[WHAT IS REQUIRED]
Extract, from the records beneath this instruction, each line that contains the word "true".

[DATA FOR PROCESSING]
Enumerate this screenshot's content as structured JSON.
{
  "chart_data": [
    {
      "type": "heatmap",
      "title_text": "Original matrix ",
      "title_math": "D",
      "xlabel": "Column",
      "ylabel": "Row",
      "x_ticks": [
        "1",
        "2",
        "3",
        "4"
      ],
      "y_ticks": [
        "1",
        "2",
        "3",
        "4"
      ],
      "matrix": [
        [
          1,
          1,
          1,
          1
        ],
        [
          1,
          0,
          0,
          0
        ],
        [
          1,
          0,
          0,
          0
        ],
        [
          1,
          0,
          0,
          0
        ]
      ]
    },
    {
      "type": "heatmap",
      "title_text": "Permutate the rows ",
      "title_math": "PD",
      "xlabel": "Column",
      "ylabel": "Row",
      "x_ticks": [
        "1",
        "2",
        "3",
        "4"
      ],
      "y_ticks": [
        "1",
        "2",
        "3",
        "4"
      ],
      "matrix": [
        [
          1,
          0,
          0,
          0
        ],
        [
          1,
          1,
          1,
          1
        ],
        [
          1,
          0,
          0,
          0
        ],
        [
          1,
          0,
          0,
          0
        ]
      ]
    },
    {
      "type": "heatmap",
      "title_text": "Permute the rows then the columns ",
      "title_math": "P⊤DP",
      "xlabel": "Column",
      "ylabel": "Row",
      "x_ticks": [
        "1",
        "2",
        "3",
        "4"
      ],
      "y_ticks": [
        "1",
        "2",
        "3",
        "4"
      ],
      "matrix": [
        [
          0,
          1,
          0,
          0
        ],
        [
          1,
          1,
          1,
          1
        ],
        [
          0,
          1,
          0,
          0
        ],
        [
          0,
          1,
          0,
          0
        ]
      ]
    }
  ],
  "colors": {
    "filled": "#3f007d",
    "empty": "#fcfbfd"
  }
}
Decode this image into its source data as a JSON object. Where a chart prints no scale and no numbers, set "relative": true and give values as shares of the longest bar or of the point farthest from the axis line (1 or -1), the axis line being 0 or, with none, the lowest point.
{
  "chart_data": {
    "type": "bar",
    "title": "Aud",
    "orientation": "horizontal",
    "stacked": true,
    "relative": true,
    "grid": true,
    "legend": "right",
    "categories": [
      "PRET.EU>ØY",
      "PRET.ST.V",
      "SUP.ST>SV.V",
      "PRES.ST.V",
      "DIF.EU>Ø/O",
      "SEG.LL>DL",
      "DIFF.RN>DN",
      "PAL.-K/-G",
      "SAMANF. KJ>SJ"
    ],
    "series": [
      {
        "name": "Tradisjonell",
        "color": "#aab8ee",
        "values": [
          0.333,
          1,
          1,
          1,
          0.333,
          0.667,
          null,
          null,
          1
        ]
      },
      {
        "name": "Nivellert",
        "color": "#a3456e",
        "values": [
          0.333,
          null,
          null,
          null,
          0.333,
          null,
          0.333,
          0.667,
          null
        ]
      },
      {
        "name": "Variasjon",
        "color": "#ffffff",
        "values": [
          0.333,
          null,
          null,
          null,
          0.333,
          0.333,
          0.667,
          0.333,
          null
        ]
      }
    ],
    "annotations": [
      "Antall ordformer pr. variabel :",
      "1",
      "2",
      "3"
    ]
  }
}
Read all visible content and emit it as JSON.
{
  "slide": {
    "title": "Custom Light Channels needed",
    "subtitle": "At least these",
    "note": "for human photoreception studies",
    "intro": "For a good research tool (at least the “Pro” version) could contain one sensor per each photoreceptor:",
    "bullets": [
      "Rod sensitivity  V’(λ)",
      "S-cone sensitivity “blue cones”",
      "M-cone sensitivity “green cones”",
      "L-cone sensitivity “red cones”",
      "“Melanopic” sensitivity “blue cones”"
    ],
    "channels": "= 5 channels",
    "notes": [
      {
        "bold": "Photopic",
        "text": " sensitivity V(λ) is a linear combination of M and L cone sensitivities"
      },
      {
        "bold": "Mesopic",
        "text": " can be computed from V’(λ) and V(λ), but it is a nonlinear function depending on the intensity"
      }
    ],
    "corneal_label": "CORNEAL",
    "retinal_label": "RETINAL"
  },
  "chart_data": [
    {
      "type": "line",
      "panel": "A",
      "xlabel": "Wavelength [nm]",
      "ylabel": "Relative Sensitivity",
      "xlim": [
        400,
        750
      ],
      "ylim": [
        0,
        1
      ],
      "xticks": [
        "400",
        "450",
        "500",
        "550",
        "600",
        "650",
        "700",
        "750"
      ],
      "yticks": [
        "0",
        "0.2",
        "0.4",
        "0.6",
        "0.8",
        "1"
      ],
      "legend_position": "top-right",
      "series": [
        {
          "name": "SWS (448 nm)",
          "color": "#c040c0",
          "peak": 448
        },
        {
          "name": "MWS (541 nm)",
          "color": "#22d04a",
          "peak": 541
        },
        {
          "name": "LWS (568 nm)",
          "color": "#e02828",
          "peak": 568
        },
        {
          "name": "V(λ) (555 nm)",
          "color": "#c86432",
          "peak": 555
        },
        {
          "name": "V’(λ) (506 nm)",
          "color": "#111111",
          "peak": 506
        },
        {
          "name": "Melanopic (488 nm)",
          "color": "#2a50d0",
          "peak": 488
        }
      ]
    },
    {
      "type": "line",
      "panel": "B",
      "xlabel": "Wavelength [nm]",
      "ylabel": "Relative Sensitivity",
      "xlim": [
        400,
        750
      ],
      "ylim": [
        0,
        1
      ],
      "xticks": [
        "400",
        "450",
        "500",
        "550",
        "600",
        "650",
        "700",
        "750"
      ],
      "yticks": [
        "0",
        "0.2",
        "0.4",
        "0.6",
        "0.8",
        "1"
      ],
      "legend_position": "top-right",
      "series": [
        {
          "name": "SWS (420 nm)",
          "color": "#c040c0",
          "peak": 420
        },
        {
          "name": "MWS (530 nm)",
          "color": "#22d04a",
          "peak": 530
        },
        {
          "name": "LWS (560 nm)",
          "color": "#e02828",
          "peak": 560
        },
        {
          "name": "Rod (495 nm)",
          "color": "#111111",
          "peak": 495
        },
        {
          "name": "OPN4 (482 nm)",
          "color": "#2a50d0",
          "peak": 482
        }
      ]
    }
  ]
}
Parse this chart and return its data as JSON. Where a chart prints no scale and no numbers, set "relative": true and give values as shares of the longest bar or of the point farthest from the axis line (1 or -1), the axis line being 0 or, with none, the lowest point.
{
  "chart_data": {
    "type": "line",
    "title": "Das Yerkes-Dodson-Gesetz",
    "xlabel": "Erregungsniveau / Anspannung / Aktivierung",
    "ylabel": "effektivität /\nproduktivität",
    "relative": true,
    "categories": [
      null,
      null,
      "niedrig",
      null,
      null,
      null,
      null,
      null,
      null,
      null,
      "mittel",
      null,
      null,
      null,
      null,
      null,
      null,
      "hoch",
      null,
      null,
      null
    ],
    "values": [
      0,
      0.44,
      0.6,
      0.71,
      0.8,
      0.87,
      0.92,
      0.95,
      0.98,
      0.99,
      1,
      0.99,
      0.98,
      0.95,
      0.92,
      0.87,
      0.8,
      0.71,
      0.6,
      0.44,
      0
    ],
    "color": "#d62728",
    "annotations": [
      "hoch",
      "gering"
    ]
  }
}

[FINAL ANSWER]
Decode this image into its source data as a JSON object. Where a chart prints no scale and no numbers, set "relative": true and give values as shares of the longest bar or of the point farthest from the axis line (1 or -1), the axis line being 0 or, with none, the lowest point.
    "stacked": true,
    "relative": true,
    "grid": true,
Parse this chart and return its data as JSON. Where a chart prints no scale and no numbers, set "relative": true and give values as shares of the longest bar or of the point farthest from the axis line (1 or -1), the axis line being 0 or, with none, the lowest point.
    "relative": true,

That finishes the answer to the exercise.